··· Texte fourni

Le Vincent Perier septet invite Celia Kameni, à La Clef de Voûte

Le septet de Vincent Perier s’est produit jeudi soir à La Clef de Voûte.
Nous avons fait le déplacement parce qu’hormis le jeu de saxophone (ténor) et clarinette que nous avions déjà apprécié chez ce musicien, nous avions entendu parler de ses talents d’arrangeur. Nous n’avons pas été déçus.
D’abord une équipe : Franck Boyron au trombone, Julien Bertrand à la trompette et au bugle, Francis Larue à la guitare, Thomas Belin à la contrebasse, Arthur Declercq à la batterie, et David Bressat au piano que Vincent dirige avec l’efficacité d’un chef de gang respecté, et surtout la compétence que lui donne sa culture musicale. Des arrangements soignés et fournis, dans les styles les plus divers, comme un bel exercice d’école : I Found the answer comme une ballade cow-boy, Silencieuse avec une introduction à la Blood sweat and tears, Blues in the Night dans le plus pur esprit Honky-Tonk de bars louches, Just one of those things, où la verve d’un Cole Porter est servie par un swing de feu…
Ensuite une équipe qui a envie d’en découdre, et qui se déchaîne effectivement toute la soirée.

······

| Ce qu'il faut faire |
Reprenez le récit de la soirée du Vincent Perier septet à La Clef de Voûte, juste après sa dernière phrase. Le matériel qui vient ensuite est à part et n'a rien à voir avec le texte.

··· Informations fournies

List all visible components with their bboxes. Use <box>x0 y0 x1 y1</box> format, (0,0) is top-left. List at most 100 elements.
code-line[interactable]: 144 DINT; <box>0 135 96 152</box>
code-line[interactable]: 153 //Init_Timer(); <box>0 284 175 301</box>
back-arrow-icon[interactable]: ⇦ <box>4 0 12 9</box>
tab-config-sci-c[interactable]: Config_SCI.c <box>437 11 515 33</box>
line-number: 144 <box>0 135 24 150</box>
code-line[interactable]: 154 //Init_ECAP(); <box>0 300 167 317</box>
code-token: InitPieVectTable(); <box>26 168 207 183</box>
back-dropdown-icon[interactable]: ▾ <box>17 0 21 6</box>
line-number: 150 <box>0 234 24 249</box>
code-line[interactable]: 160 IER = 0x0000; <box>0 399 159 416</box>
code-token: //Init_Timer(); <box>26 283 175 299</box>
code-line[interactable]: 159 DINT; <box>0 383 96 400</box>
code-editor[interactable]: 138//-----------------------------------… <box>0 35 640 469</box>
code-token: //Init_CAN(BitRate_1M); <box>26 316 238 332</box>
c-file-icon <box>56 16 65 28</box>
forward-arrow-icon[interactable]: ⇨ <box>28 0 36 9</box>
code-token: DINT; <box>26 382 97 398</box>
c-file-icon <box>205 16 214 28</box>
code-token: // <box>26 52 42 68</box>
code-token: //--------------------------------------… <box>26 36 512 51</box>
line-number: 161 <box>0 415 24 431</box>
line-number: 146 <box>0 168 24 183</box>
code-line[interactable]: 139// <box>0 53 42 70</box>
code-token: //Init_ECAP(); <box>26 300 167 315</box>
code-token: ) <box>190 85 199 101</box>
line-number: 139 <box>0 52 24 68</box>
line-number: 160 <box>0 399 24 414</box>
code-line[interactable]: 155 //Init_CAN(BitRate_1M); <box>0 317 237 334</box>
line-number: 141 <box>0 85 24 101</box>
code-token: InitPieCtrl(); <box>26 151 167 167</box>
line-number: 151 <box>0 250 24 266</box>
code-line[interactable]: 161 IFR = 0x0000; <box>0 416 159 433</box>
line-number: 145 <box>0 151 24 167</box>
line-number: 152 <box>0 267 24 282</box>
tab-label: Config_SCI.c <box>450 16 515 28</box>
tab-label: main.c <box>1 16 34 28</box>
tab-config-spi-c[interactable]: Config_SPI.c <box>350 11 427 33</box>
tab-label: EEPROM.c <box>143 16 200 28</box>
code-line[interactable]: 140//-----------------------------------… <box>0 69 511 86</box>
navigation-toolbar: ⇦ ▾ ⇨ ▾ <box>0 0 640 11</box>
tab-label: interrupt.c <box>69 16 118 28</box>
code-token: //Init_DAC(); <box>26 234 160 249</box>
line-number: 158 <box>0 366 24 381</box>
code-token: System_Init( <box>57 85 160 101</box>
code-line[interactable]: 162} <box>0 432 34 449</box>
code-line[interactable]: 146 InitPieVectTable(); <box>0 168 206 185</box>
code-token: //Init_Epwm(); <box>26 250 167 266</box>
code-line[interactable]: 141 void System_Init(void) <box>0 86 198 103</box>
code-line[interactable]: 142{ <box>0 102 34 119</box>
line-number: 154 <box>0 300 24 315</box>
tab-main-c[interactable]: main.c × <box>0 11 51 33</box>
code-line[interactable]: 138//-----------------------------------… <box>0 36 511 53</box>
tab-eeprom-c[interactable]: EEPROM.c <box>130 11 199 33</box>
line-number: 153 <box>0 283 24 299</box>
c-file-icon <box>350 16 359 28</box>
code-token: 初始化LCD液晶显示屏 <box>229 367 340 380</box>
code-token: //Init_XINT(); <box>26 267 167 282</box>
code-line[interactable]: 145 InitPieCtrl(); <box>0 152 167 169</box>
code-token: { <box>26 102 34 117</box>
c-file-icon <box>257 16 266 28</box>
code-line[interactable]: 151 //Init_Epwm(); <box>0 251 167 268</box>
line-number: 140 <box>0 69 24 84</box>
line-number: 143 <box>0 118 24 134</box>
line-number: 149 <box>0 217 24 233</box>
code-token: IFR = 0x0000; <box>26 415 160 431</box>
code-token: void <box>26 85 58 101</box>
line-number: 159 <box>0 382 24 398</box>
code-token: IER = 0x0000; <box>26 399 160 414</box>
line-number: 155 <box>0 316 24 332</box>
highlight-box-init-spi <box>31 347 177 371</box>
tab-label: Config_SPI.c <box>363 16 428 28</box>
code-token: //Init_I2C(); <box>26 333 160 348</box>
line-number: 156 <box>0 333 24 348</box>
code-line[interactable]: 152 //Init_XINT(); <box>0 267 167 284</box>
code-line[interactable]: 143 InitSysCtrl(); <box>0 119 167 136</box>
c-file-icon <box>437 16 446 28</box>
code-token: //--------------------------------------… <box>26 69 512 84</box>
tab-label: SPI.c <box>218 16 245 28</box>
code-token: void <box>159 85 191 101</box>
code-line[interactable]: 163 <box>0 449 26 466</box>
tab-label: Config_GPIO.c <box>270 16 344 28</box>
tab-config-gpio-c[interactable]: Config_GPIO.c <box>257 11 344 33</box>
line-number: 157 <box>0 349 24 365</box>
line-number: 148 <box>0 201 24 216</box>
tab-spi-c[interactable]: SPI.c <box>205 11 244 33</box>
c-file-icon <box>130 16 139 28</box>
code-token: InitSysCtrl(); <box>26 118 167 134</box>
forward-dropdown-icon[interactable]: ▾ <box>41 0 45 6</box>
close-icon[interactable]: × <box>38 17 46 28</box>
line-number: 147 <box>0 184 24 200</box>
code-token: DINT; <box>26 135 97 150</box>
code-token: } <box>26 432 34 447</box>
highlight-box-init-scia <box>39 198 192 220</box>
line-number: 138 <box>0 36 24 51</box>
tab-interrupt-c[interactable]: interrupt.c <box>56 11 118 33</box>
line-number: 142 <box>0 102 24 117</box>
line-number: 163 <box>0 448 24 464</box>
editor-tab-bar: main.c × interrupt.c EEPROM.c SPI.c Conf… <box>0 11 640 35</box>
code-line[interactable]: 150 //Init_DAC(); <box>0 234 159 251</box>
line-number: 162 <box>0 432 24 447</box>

······

| Réponse attendue |
Notamment la trompette de Julien dans 400 000 bornes, le trombone de Franck dans Silencieuse, la guitare de Francis dans SVP, le saxophone de Vincent dans Just one of those things, le piano de David dans ses introductions et chorus, et puis la contrebasse de Thomas dans des ostinato où il excelle comme celui de I believe in music, et la batterie d’Arthur, partout où il faut soutenir, pousser tirer, dynamiser. Avec sa cymbale à rivets (private joke).
A cela vous pouvez ajouter le bonheur de beaucoup de compositions de Vincent : Félins pour l’autre, Silencieuse, 400 OOO bornes, (sur la grille de How high the moon, une version franchement bop), SVP…
Là, déjà le public est conquis. Je vois les visages réjouis à la pause. J’entends les exclamations de bonheur. Et quand Célia Kameni est invitée à chanter, c’est l’émotion qui prend le pas. Dans I found an answer, Just one of those things, I believe in music, mais surtout dans Blues in the night (My papa told me…) et dans cette merveilleuse ballade de Hoagy Charmichael (trop méconnu) qu’est Stardust.
La nuit fut donc étoilée pour nous, poussière d’étoiles que nous sommes.